(Records that describe figures)
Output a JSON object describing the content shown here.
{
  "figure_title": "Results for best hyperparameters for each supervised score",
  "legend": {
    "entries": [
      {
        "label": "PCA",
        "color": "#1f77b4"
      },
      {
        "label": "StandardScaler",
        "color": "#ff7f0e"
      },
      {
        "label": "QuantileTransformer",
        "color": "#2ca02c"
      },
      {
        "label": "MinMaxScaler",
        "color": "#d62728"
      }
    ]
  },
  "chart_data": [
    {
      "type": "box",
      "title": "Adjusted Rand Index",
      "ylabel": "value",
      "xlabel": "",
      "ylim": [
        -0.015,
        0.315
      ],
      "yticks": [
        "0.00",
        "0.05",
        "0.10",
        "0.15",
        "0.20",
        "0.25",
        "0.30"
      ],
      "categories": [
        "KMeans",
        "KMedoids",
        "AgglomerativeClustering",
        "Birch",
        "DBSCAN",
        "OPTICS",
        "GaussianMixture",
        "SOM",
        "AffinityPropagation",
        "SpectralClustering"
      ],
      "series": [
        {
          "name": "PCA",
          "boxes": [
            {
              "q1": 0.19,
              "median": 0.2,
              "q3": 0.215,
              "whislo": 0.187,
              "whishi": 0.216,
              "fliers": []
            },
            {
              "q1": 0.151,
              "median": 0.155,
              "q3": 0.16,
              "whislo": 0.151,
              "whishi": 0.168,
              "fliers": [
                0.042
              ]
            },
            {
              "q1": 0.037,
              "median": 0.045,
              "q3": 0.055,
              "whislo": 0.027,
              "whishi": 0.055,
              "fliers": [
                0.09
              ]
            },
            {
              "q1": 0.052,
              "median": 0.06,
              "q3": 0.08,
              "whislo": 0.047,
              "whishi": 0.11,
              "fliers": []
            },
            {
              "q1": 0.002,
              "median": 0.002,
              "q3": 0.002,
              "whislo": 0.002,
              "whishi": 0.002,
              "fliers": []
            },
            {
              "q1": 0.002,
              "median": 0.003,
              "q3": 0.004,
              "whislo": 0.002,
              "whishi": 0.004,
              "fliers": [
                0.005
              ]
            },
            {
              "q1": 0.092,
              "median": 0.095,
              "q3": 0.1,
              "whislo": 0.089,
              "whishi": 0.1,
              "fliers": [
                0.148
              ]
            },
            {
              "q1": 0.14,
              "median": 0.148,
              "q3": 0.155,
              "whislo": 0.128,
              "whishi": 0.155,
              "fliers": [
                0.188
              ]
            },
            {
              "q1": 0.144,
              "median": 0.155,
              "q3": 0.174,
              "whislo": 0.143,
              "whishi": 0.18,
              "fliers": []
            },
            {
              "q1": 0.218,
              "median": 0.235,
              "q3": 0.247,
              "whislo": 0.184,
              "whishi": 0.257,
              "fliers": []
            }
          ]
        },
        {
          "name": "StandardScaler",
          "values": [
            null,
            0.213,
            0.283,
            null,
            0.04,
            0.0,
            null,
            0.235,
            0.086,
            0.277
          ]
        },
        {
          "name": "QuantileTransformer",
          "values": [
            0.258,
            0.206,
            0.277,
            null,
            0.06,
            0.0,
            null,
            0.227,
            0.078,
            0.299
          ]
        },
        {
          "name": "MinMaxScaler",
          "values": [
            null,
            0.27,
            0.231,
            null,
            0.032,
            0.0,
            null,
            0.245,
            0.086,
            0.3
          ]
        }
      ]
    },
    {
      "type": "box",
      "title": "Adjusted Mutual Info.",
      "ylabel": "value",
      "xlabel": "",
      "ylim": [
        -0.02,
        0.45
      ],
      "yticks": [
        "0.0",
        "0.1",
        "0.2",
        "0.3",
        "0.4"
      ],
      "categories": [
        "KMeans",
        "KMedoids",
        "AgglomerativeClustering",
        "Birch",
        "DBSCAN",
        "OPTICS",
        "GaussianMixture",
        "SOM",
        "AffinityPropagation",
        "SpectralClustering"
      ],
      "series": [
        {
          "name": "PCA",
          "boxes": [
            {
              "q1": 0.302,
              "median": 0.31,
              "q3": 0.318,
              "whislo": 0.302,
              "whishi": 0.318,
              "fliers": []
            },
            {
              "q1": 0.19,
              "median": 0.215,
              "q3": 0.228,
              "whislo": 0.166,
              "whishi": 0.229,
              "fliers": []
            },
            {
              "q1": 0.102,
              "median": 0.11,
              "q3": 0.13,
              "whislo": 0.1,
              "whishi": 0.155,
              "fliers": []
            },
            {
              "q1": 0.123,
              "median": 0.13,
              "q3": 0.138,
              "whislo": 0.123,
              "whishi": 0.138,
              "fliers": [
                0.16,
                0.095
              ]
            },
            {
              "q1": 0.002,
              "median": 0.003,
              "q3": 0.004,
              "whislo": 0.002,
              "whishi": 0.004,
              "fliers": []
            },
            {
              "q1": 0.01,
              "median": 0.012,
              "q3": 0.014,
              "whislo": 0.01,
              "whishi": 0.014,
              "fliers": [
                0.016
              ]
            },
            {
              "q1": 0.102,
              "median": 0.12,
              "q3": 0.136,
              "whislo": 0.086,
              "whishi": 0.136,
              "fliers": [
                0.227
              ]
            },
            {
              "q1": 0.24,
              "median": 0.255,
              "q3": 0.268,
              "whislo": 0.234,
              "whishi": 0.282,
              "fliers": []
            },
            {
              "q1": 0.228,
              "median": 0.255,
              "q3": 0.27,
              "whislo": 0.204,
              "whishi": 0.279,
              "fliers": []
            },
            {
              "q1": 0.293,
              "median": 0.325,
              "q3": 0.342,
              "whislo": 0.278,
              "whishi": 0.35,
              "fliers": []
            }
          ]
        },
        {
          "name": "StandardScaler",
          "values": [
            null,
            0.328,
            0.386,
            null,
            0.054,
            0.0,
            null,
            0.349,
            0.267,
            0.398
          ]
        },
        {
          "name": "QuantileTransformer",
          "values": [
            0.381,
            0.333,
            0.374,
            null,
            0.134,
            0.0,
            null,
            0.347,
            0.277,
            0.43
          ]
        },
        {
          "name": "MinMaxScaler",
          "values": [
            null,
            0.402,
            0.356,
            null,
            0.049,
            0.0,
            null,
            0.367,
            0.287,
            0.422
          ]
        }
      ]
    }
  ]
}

> [Aim]:
Restate the data above exactly, keeping each word as it stands.

> [Task output]:
Output a JSON object describing the content shown here.
{
  "figure_title": "Results for best hyperparameters for each supervised score",
  "legend": {
    "entries": [
      {
        "label": "PCA",
        "color": "#1f77b4"
      },
      {
        "label": "StandardScaler",
        "color": "#ff7f0e"
      },
      {
        "label": "QuantileTransformer",
        "color": "#2ca02c"
      },
      {
        "label": "MinMaxScaler",
        "color": "#d62728"
      }
    ]
  },
  "chart_data": [
    {
      "type": "box",
      "title": "Adjusted Rand Index",
      "ylabel": "value",
      "xlabel": "",
      "ylim": [
        -0.015,
        0.315
      ],
      "yticks": [
        "0.00",
        "0.05",
        "0.10",
        "0.15",
        "0.20",
        "0.25",
        "0.30"
      ],
      "categories": [
        "KMeans",
        "KMedoids",
        "AgglomerativeClustering",
        "Birch",
        "DBSCAN",
        "OPTICS",
        "GaussianMixture",
        "SOM",
        "AffinityPropagation",
        "SpectralClustering"
      ],
      "series": [
        {
          "name": "PCA",
          "boxes": [
            {
              "q1": 0.19,
              "median": 0.2,
              "q3": 0.215,
              "whislo": 0.187,
              "whishi": 0.216,
              "fliers": []
            },
            {
              "q1": 0.151,
              "median": 0.155,
              "q3": 0.16,
              "whislo": 0.151,
              "whishi": 0.168,
              "fliers": [
                0.042
              ]
            },
            {
              "q1": 0.037,
              "median": 0.045,
              "q3": 0.055,
              "whislo": 0.027,
              "whishi": 0.055,
              "fliers": [
                0.09
              ]
            },
            {
              "q1": 0.052,
              "median": 0.06,
              "q3": 0.08,
              "whislo": 0.047,
              "whishi": 0.11,
              "fliers": []
            },
            {
              "q1": 0.002,
              "median": 0.002,
              "q3": 0.002,
              "whislo": 0.002,
              "whishi": 0.002,
              "fliers": []
            },
            {
              "q1": 0.002,
              "median": 0.003,
              "q3": 0.004,
              "whislo": 0.002,
              "whishi": 0.004,
              "fliers": [
                0.005
              ]
            },
            {
              "q1": 0.092,
              "median": 0.095,
              "q3": 0.1,
              "whislo": 0.089,
              "whishi": 0.1,
              "fliers": [
                0.148
              ]
            },
            {
              "q1": 0.14,
              "median": 0.148,
              "q3": 0.155,
              "whislo": 0.128,
              "whishi": 0.155,
              "fliers": [
                0.188
              ]
            },
            {
              "q1": 0.144,
              "median": 0.155,
              "q3": 0.174,
              "whislo": 0.143,
              "whishi": 0.18,
              "fliers": []
            },
            {
              "q1": 0.218,
              "median": 0.235,
              "q3": 0.247,
              "whislo": 0.184,
              "whishi": 0.257,
              "fliers": []
            }
          ]
        },
        {
          "name": "StandardScaler",
          "values": [
            null,
            0.213,
            0.283,
            null,
            0.04,
            0.0,
            null,
            0.235,
            0.086,
            0.277
          ]
        },
        {
          "name": "QuantileTransformer",
          "values": [
            0.258,
            0.206,
            0.277,
            null,
            0.06,
            0.0,
            null,
            0.227,
            0.078,
            0.299
          ]
        },
        {
          "name": "MinMaxScaler",
          "values": [
            null,
            0.27,
            0.231,
            null,
            0.032,
            0.0,
            null,
            0.245,
            0.086,
            0.3
          ]
        }
      ]
    },
    {
      "type": "box",
      "title": "Adjusted Mutual Info.",
      "ylabel": "value",
      "xlabel": "",
      "ylim": [
        -0.02,
        0.45
      ],
      "yticks": [
        "0.0",
        "0.1",
        "0.2",
        "0.3",
        "0.4"
      ],
      "categories": [
        "KMeans",
        "KMedoids",
        "AgglomerativeClustering",
        "Birch",
        "DBSCAN",
        "OPTICS",
        "GaussianMixture",
        "SOM",
        "AffinityPropagation",
        "SpectralClustering"
      ],
      "series": [
        {
          "name": "PCA",
          "boxes": [
            {
              "q1": 0.302,
              "median": 0.31,
              "q3": 0.318,
              "whislo": 0.302,
              "whishi": 0.318,
              "fliers": []
            },
            {
              "q1": 0.19,
              "median": 0.215,
              "q3": 0.228,
              "whislo": 0.166,
              "whishi": 0.229,
              "fliers": []
            },
            {
              "q1": 0.102,
              "median": 0.11,
              "q3": 0.13,
              "whislo": 0.1,
              "whishi": 0.155,
              "fliers": []
            },
            {
              "q1": 0.123,
              "median": 0.13,
              "q3": 0.138,
              "whislo": 0.123,
              "whishi": 0.138,
              "fliers": [
                0.16,
                0.095
              ]
            },
            {
              "q1": 0.002,
              "median": 0.003,
              "q3": 0.004,
              "whislo": 0.002,
              "whishi": 0.004,
              "fliers": []
            },
            {
              "q1": 0.01,
              "median": 0.012,
              "q3": 0.014,
              "whislo": 0.01,
              "whishi": 0.014,
              "fliers": [
                0.016
              ]
            },
            {
              "q1": 0.102,
              "median": 0.12,
              "q3": 0.136,
              "whislo": 0.086,
              "whishi": 0.136,
              "fliers": [
                0.227
              ]
            },
            {
              "q1": 0.24,
              "median": 0.255,
              "q3": 0.268,
              "whislo": 0.234,
              "whishi": 0.282,
              "fliers": []
            },
            {
              "q1": 0.228,
              "median": 0.255,
              "q3": 0.27,
              "whislo": 0.204,
              "whishi": 0.279,
              "fliers": []
            },
            {
              "q1": 0.293,
              "median": 0.325,
              "q3": 0.342,
              "whislo": 0.278,
              "whishi": 0.35,
              "fliers": []
            }
          ]
        },
        {
          "name": "StandardScaler",
          "values": [
            null,
            0.328,
            0.386,
            null,
            0.054,
            0.0,
            null,
            0.349,
            0.267,
            0.398
          ]
        },
        {
          "name": "QuantileTransformer",
          "values": [
            0.381,
            0.333,
            0.374,
            null,
            0.134,
            0.0,
            null,
            0.347,
            0.277,
            0.43
          ]
        },
        {
          "name": "MinMaxScaler",
          "values": [
            null,
            0.402,
            0.356,
            null,
            0.049,
            0.0,
            null,
            0.367,
            0.287,
            0.422
          ]
        }
      ]
    }
  ]
}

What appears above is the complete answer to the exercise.